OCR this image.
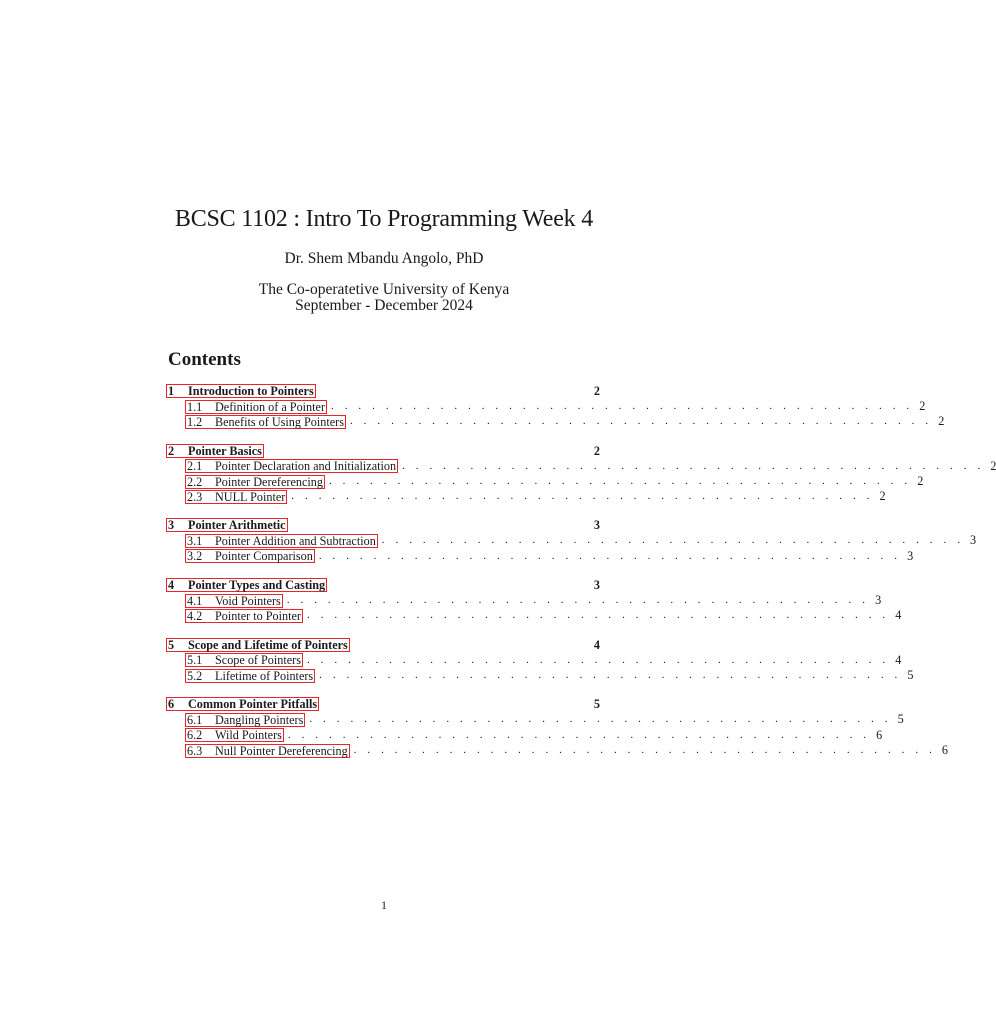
BCSC 1102 : Intro To Programming Week 4
Dr. Shem Mbandu Angolo, PhD
The Co-operatetive University of Kenya
September - December 2024
Contents
1	Introduction to Pointers	2
1.1	Definition of a Pointer . . . . . . . . . . . . . . . . . . . . . . . . . . . . . . . . . . . . . . . . . . . 2
1.2	Benefits of Using Pointers . . . . . . . . . . . . . . . . . . . . . . . . . . . . . . . . . . . . . . . . . . . 2
2	Pointer Basics	2
2.1	Pointer Declaration and Initialization . . . . . . . . . . . . . . . . . . . . . . . . . . . . . . . . . . . . . . . . . . . 2
2.2	Pointer Dereferencing . . . . . . . . . . . . . . . . . . . . . . . . . . . . . . . . . . . . . . . . . . . 2
2.3	NULL Pointer . . . . . . . . . . . . . . . . . . . . . . . . . . . . . . . . . . . . . . . . . . . 2
3	Pointer Arithmetic	3
3.1	Pointer Addition and Subtraction . . . . . . . . . . . . . . . . . . . . . . . . . . . . . . . . . . . . . . . . . . . 3
3.2	Pointer Comparison . . . . . . . . . . . . . . . . . . . . . . . . . . . . . . . . . . . . . . . . . . . 3
4	Pointer Types and Casting	3
4.1	Void Pointers . . . . . . . . . . . . . . . . . . . . . . . . . . . . . . . . . . . . . . . . . . . 3
4.2	Pointer to Pointer . . . . . . . . . . . . . . . . . . . . . . . . . . . . . . . . . . . . . . . . . . . 4
5	Scope and Lifetime of Pointers	4
5.1	Scope of Pointers . . . . . . . . . . . . . . . . . . . . . . . . . . . . . . . . . . . . . . . . . . . 4
5.2	Lifetime of Pointers . . . . . . . . . . . . . . . . . . . . . . . . . . . . . . . . . . . . . . . . . . . 5
6	Common Pointer Pitfalls	5
6.1	Dangling Pointers . . . . . . . . . . . . . . . . . . . . . . . . . . . . . . . . . . . . . . . . . . . 5
6.2	Wild Pointers . . . . . . . . . . . . . . . . . . . . . . . . . . . . . . . . . . . . . . . . . . . 6
6.3	Null Pointer Dereferencing . . . . . . . . . . . . . . . . . . . . . . . . . . . . . . . . . . . . . . . . . . . 6
1
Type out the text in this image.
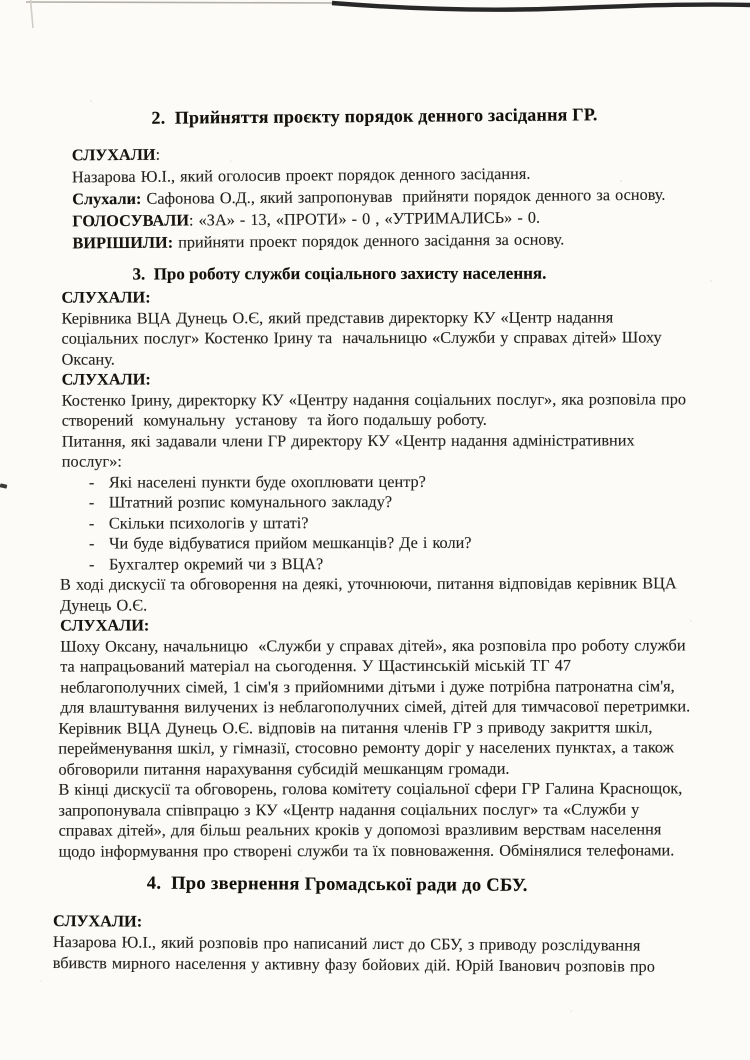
2.  Прийняття проєкту порядок денного засідання ГР.
СЛУХАЛИ:
Назарова Ю.І., який оголосив проект порядок денного засідання.
Слухали: Сафонова О.Д., який запропонував  прийняти порядок денного за основу.
ГОЛОСУВАЛИ: «ЗА» - 13, «ПРОТИ» - 0 , «УТРИМАЛИСЬ» - 0.
ВИРІШИЛИ: прийняти проект порядок денного засідання за основу.
3.  Про роботу служби соціального захисту населення.
СЛУХАЛИ:
Керівника ВЦА Дунець О.Є, який представив директорку КУ «Центр надання
соціальних послуг» Костенко Ірину та  начальницю «Служби у справах дітей» Шоху
Оксану.
СЛУХАЛИ:
Костенко Ірину, директорку КУ «Центру надання соціальних послуг», яка розповіла про
створений  комунальну  установу  та його подальшу роботу.
Питання, які задавали члени ГР директору КУ «Центр надання адміністративних
послуг»:
- Які населені пункти буде охоплювати центр?
- Штатний розпис комунального закладу?
- Скільки психологів у штаті?
- Чи буде відбуватися прийом мешканців? Де і коли?
- Бухгалтер окремий чи з ВЦА?
В ході дискусії та обговорення на деякі, уточнюючи, питання відповідав керівник ВЦА
Дунець О.Є.
СЛУХАЛИ:
Шоху Оксану, начальницю  «Служби у справах дітей», яка розповіла про роботу служби
та напрацьований матеріал на сьогодення. У Щастинській міській ТГ 47
неблагополучних сімей, 1 сім'я з прийомними дітьми і дуже потрібна патронатна сім'я,
для влаштування вилучених із неблагополучних сімей, дітей для тимчасової перетримки.
Керівник ВЦА Дунець О.Є. відповів на питання членів ГР з приводу закриття шкіл,
перейменування шкіл, у гімназії, стосовно ремонту доріг у населених пунктах, а також
обговорили питання нарахування субсидій мешканцям громади.
В кінці дискусії та обговорень, голова комітету соціальної сфери ГР Галина Краснощок,
запропонувала співпрацю з КУ «Центр надання соціальних послуг» та «Служби у
справах дітей», для більш реальних кроків у допомозі вразливим верствам населення
щодо інформування про створені служби та їх повноваження. Обмінялися телефонами.
4.  Про звернення Громадської ради до СБУ.
СЛУХАЛИ:
Назарова Ю.І., який розповів про написаний лист до СБУ, з приводу розслідування
вбивств мирного населення у активну фазу бойових дій. Юрій Іванович розповів про
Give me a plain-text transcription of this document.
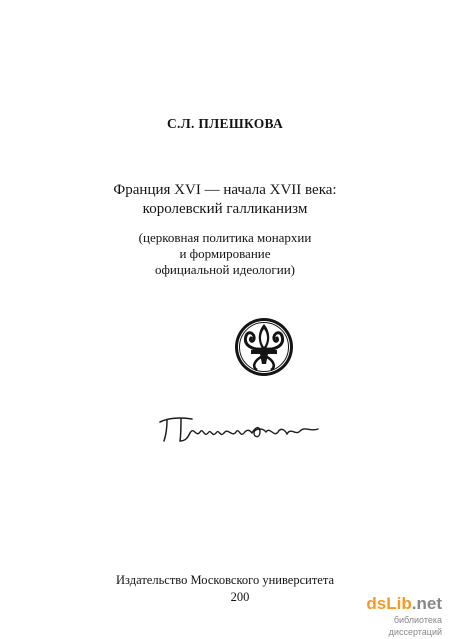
С.Л. ПЛЕШКОВА
Франция XVI — начала XVII века:
королевский галликанизм
(церковная политика монархии
и формирование
официальной идеологии)
Издательство Московского университета
200	dsLib.net
библиотека диссертаций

▬▬▬

## What is needed
Starting from the line where "Give me a plain-text" appears, copy every line through the end of the material, both ends included, but no pictures.

## Response below
Give me a plain-text transcription of this document.
С.Л. ПЛЕШКОВА
Франция XVI — начала XVII века:
королевский галликанизм
(церковная политика монархии
и формирование
официальной идеологии)
Издательство Московского университета
200	dsLib.net
библиотека диссертаций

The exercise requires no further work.